▸ **Short problem**: Extract each line bearing the word "производства".

▸ **Input records**:
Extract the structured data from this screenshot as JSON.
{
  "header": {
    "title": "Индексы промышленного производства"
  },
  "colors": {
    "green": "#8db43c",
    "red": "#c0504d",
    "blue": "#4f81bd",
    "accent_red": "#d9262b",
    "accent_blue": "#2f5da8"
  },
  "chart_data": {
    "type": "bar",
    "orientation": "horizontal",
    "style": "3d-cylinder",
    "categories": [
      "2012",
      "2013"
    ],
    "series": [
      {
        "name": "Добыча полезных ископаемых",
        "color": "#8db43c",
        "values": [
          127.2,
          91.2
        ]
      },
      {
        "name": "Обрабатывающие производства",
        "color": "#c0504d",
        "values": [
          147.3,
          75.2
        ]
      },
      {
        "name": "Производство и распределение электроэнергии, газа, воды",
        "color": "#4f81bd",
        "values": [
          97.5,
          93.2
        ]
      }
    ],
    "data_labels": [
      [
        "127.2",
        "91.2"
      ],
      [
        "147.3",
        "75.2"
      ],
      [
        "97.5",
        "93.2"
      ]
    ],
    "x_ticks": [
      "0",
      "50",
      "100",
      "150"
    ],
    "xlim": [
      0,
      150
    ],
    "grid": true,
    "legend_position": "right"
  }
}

▸ **Reply**:
    "title": "Индексы промышленного производства"
        "name": "Обрабатывающие производства",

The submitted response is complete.